= YOUR INSTRUCTIONS =
Reproduce the entries word for word, and omit any picture you find in them.

= GIVEN INFORMATION =
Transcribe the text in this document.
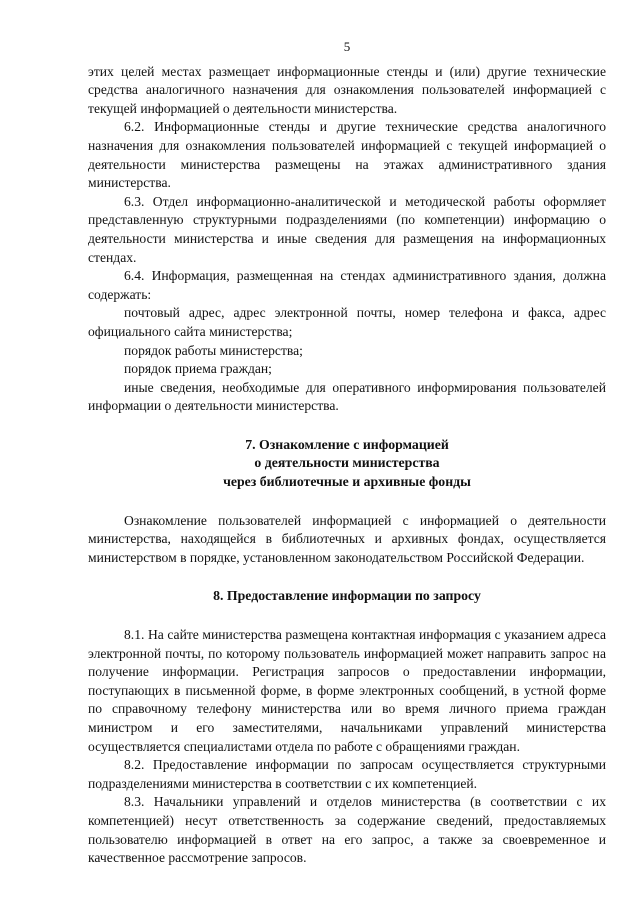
5

этих целей местах размещает информационные стенды и (или) другие технические средства аналогичного назначения для ознакомления пользователей информацией с текущей информацией о деятельности министерства.

6.2. Информационные стенды и другие технические средства аналогичного назначения для ознакомления пользователей информацией с текущей информацией о деятельности министерства размещены на этажах административного здания министерства.

6.3. Отдел информационно-аналитической и методической работы оформляет представленную структурными подразделениями (по компетенции) информацию о деятельности министерства и иные сведения для размещения на информационных стендах.

6.4. Информация, размещенная на стендах административного здания, должна содержать:

почтовый адрес, адрес электронной почты, номер телефона и факса, адрес официального сайта министерства;

порядок работы министерства;

порядок приема граждан;

иные сведения, необходимые для оперативного информирования пользователей информации о деятельности министерства.

7. Ознакомление с информацией
о деятельности министерства
через библиотечные и архивные фонды

Ознакомление пользователей информацией с информацией о деятельности министерства, находящейся в библиотечных и архивных фондах, осуществляется министерством в порядке, установленном законодательством Российской Федерации.

8. Предоставление информации по запросу

8.1. На сайте министерства размещена контактная информация с указанием адреса электронной почты, по которому пользователь информацией может направить запрос на получение информации. Регистрация запросов о предоставлении информации, поступающих в письменной форме, в форме электронных сообщений, в устной форме по справочному телефону министерства или во время личного приема граждан министром и его заместителями, начальниками управлений министерства осуществляется специалистами отдела по работе с обращениями граждан.

8.2. Предоставление информации по запросам осуществляется структурными подразделениями министерства в соответствии с их компетенцией.

8.3. Начальники управлений и отделов министерства (в соответствии с их компетенцией) несут ответственность за содержание сведений, предоставляемых пользователю информацией в ответ на его запрос, а также за своевременное и качественное рассмотрение запросов.
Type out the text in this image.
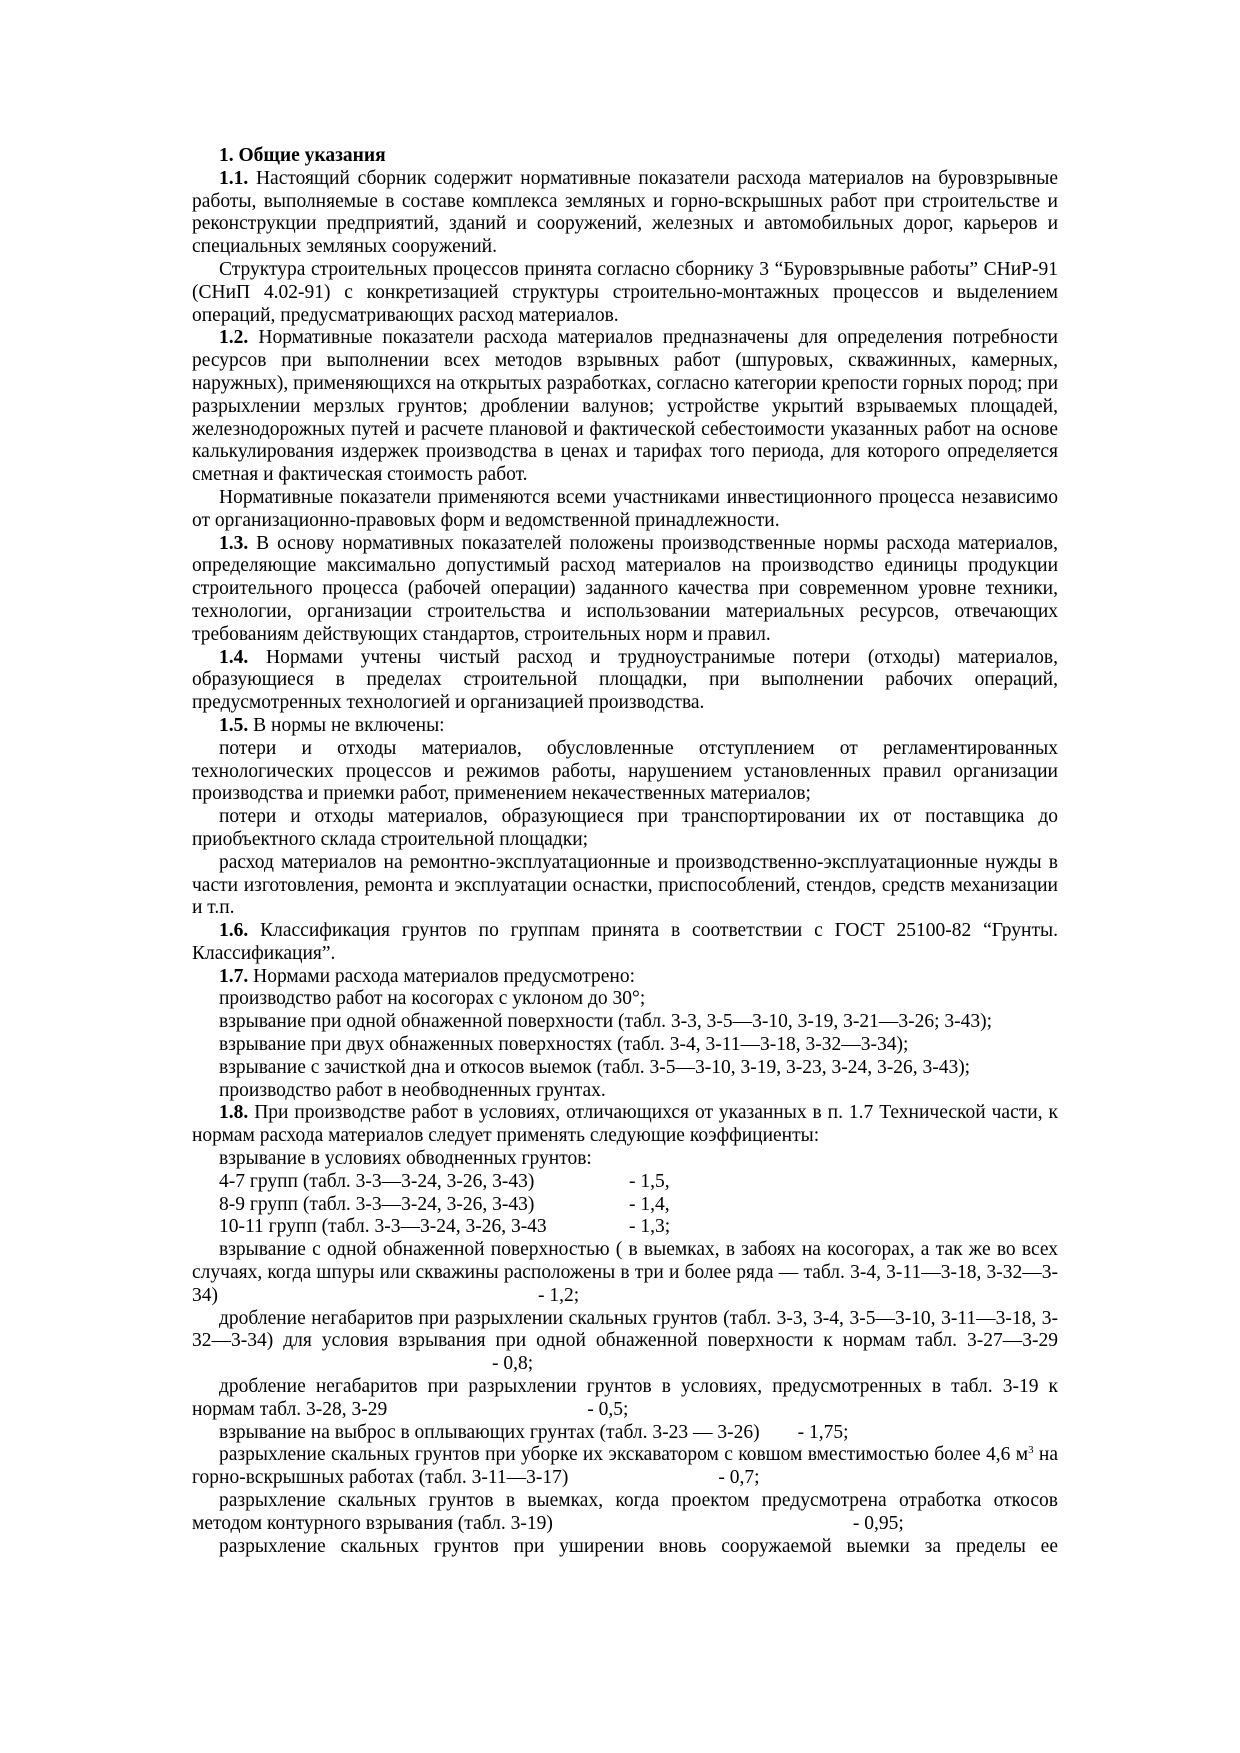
1. Общие указания

1.1. Настоящий сборник содержит нормативные показатели расхода материалов на буровзрывные работы, выполняемые в составе комплекса земляных и горно-вскрышных работ при строительстве и реконструкции предприятий, зданий и сооружений, железных и автомобильных дорог, карьеров и специальных земляных сооружений.

Структура строительных процессов принята согласно сборнику 3 “Буровзрывные работы” СНиР-91 (СНиП 4.02-91) с конкретизацией структуры строительно-монтажных процессов и выделением операций, предусматривающих расход материалов.

1.2. Нормативные показатели расхода материалов предназначены для определения потребности ресурсов при выполнении всех методов взрывных работ (шпуровых, скважинных, камерных, наружных), применяющихся на открытых разработках, согласно категории крепости горных пород; при разрыхлении мерзлых грунтов; дроблении валунов; устройстве укрытий взрываемых площадей, железнодорожных путей и расчете плановой и фактической себестоимости указанных работ на основе калькулирования издержек производства в ценах и тарифах того периода, для которого определяется сметная и фактическая стоимость работ.

Нормативные показатели применяются всеми участниками инвестиционного процесса независимо от организационно-правовых форм и ведомственной принадлежности.

1.3. В основу нормативных показателей положены производственные нормы расхода материалов, определяющие максимально допустимый расход материалов на производство единицы продукции строительного процесса (рабочей операции) заданного качества при современном уровне техники, технологии, организации строительства и использовании материальных ресурсов, отвечающих требованиям действующих стандартов, строительных норм и правил.

1.4. Нормами учтены чистый расход и трудноустранимые потери (отходы) материалов, образующиеся в пределах строительной площадки, при выполнении рабочих операций, предусмотренных технологией и организацией производства.

1.5. В нормы не включены:

потери и отходы материалов, обусловленные отступлением от регламентированных технологических процессов и режимов работы, нарушением установленных правил организации производства и приемки работ, применением некачественных материалов;

потери и отходы материалов, образующиеся при транспортировании их от поставщика до приобъектного склада строительной площадки;

расход материалов на ремонтно-эксплуатационные и производственно-эксплуатационные нужды в части изготовления, ремонта и эксплуатации оснастки, приспособлений, стендов, средств механизации и т.п.

1.6. Классификация грунтов по группам принята в соответствии с ГОСТ 25100-82 “Грунты. Классификация”.

1.7. Нормами расхода материалов предусмотрено:

производство работ на косогорах с уклоном до 30°;

взрывание при одной обнаженной поверхности (табл. 3-3, 3-5—3-10, 3-19, 3-21—3-26; 3-43);

взрывание при двух обнаженных поверхностях (табл. 3-4, 3-11—3-18, 3-32—3-34);

взрывание с зачисткой дна и откосов выемок (табл. 3-5—3-10, 3-19, 3-23, 3-24, 3-26, 3-43);

производство работ в необводненных грунтах.

1.8. При производстве работ в условиях, отличающихся от указанных в п. 1.7 Технической части, к нормам расхода материалов следует применять следующие коэффициенты:

взрывание в условиях обводненных грунтов:

4-7 групп (табл. 3-3—3-24, 3-26, 3-43)	- 1,5,
8-9 групп (табл. 3-3—3-24, 3-26, 3-43)	- 1,4,
10-11 групп (табл. 3-3—3-24, 3-26, 3-43	- 1,3;

взрывание с одной обнаженной поверхностью ( в выемках, в забоях на косогорах, а так же во всех случаях, когда шпуры или скважины расположены в три и более ряда — табл. 3-4, 3-11—3-18, 3-32—3-34)	- 1,2;

дробление негабаритов при разрыхлении скальных грунтов (табл. 3-3, 3-4, 3-5—3-10, 3-11—3-18, 3-32—3-34) для условия взрывания при одной обнаженной поверхности к нормам табл. 3-27—3-29- 0,8;

дробление негабаритов при разрыхлении грунтов в условиях, предусмотренных в табл. 3-19 к нормам табл. 3-28, 3-29	- 0,5;

взрывание на выброс в оплывающих грунтах (табл. 3-23 — 3-26) - 1,75;

разрыхление скальных грунтов при уборке их экскаватором с ковшом вместимостью более 4,6 $м^3$ на горно-вскрышных работах (табл. 3-11—3-17)	- 0,7;

разрыхление скальных грунтов в выемках, когда проектом предусмотрена отработка откосов методом контурного взрывания (табл. 3-19)	- 0,95;

разрыхление скальных грунтов при уширении вновь сооружаемой выемки за пределы ее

= OUTPUT OF THE TASK =
Transcribe the text in this document.
5

этих целей местах размещает информационные стенды и (или) другие технические средства аналогичного назначения для ознакомления пользователей информацией с текущей информацией о деятельности министерства.

6.2. Информационные стенды и другие технические средства аналогичного назначения для ознакомления пользователей информацией с текущей информацией о деятельности министерства размещены на этажах административного здания министерства.

6.3. Отдел информационно-аналитической и методической работы оформляет представленную структурными подразделениями (по компетенции) информацию о деятельности министерства и иные сведения для размещения на информационных стендах.

6.4. Информация, размещенная на стендах административного здания, должна содержать:

почтовый адрес, адрес электронной почты, номер телефона и факса, адрес официального сайта министерства;

порядок работы министерства;

порядок приема граждан;

иные сведения, необходимые для оперативного информирования пользователей информации о деятельности министерства.

7. Ознакомление с информацией
о деятельности министерства
через библиотечные и архивные фонды

Ознакомление пользователей информацией с информацией о деятельности министерства, находящейся в библиотечных и архивных фондах, осуществляется министерством в порядке, установленном законодательством Российской Федерации.

8. Предоставление информации по запросу

8.1. На сайте министерства размещена контактная информация с указанием адреса электронной почты, по которому пользователь информацией может направить запрос на получение информации. Регистрация запросов о предоставлении информации, поступающих в письменной форме, в форме электронных сообщений, в устной форме по справочному телефону министерства или во время личного приема граждан министром и его заместителями, начальниками управлений министерства осуществляется специалистами отдела по работе с обращениями граждан.

8.2. Предоставление информации по запросам осуществляется структурными подразделениями министерства в соответствии с их компетенцией.

8.3. Начальники управлений и отделов министерства (в соответствии с их компетенцией) несут ответственность за содержание сведений, предоставляемых пользователю информацией в ответ на его запрос, а также за своевременное и качественное рассмотрение запросов.
Type out the text in this image.
1. Общие указания

1.1. Настоящий сборник содержит нормативные показатели расхода материалов на буровзрывные работы, выполняемые в составе комплекса земляных и горно-вскрышных работ при строительстве и реконструкции предприятий, зданий и сооружений, железных и автомобильных дорог, карьеров и специальных земляных сооружений.

Структура строительных процессов принята согласно сборнику 3 “Буровзрывные работы” СНиР-91 (СНиП 4.02-91) с конкретизацией структуры строительно-монтажных процессов и выделением операций, предусматривающих расход материалов.

1.2. Нормативные показатели расхода материалов предназначены для определения потребности ресурсов при выполнении всех методов взрывных работ (шпуровых, скважинных, камерных, наружных), применяющихся на открытых разработках, согласно категории крепости горных пород; при разрыхлении мерзлых грунтов; дроблении валунов; устройстве укрытий взрываемых площадей, железнодорожных путей и расчете плановой и фактической себестоимости указанных работ на основе калькулирования издержек производства в ценах и тарифах того периода, для которого определяется сметная и фактическая стоимость работ.

Нормативные показатели применяются всеми участниками инвестиционного процесса независимо от организационно-правовых форм и ведомственной принадлежности.

1.3. В основу нормативных показателей положены производственные нормы расхода материалов, определяющие максимально допустимый расход материалов на производство единицы продукции строительного процесса (рабочей операции) заданного качества при современном уровне техники, технологии, организации строительства и использовании материальных ресурсов, отвечающих требованиям действующих стандартов, строительных норм и правил.

1.4. Нормами учтены чистый расход и трудноустранимые потери (отходы) материалов, образующиеся в пределах строительной площадки, при выполнении рабочих операций, предусмотренных технологией и организацией производства.

1.5. В нормы не включены:

потери и отходы материалов, обусловленные отступлением от регламентированных технологических процессов и режимов работы, нарушением установленных правил организации производства и приемки работ, применением некачественных материалов;

потери и отходы материалов, образующиеся при транспортировании их от поставщика до приобъектного склада строительной площадки;

расход материалов на ремонтно-эксплуатационные и производственно-эксплуатационные нужды в части изготовления, ремонта и эксплуатации оснастки, приспособлений, стендов, средств механизации и т.п.

1.6. Классификация грунтов по группам принята в соответствии с ГОСТ 25100-82 “Грунты. Классификация”.

1.7. Нормами расхода материалов предусмотрено:

производство работ на косогорах с уклоном до 30°;

взрывание при одной обнаженной поверхности (табл. 3-3, 3-5—3-10, 3-19, 3-21—3-26; 3-43);

взрывание при двух обнаженных поверхностях (табл. 3-4, 3-11—3-18, 3-32—3-34);

взрывание с зачисткой дна и откосов выемок (табл. 3-5—3-10, 3-19, 3-23, 3-24, 3-26, 3-43);

производство работ в необводненных грунтах.

1.8. При производстве работ в условиях, отличающихся от указанных в п. 1.7 Технической части, к нормам расхода материалов следует применять следующие коэффициенты:

взрывание в условиях обводненных грунтов:

4-7 групп (табл. 3-3—3-24, 3-26, 3-43)	- 1,5,
8-9 групп (табл. 3-3—3-24, 3-26, 3-43)	- 1,4,
10-11 групп (табл. 3-3—3-24, 3-26, 3-43	- 1,3;

взрывание с одной обнаженной поверхностью ( в выемках, в забоях на косогорах, а так же во всех случаях, когда шпуры или скважины расположены в три и более ряда — табл. 3-4, 3-11—3-18, 3-32—3-34)	- 1,2;

дробление негабаритов при разрыхлении скальных грунтов (табл. 3-3, 3-4, 3-5—3-10, 3-11—3-18, 3-32—3-34) для условия взрывания при одной обнаженной поверхности к нормам табл. 3-27—3-29- 0,8;

дробление негабаритов при разрыхлении грунтов в условиях, предусмотренных в табл. 3-19 к нормам табл. 3-28, 3-29	- 0,5;

взрывание на выброс в оплывающих грунтах (табл. 3-23 — 3-26) - 1,75;

разрыхление скальных грунтов при уборке их экскаватором с ковшом вместимостью более 4,6 $м^3$ на горно-вскрышных работах (табл. 3-11—3-17)	- 0,7;

разрыхление скальных грунтов в выемках, когда проектом предусмотрена отработка откосов методом контурного взрывания (табл. 3-19)	- 0,95;

разрыхление скальных грунтов при уширении вновь сооружаемой выемки за пределы ее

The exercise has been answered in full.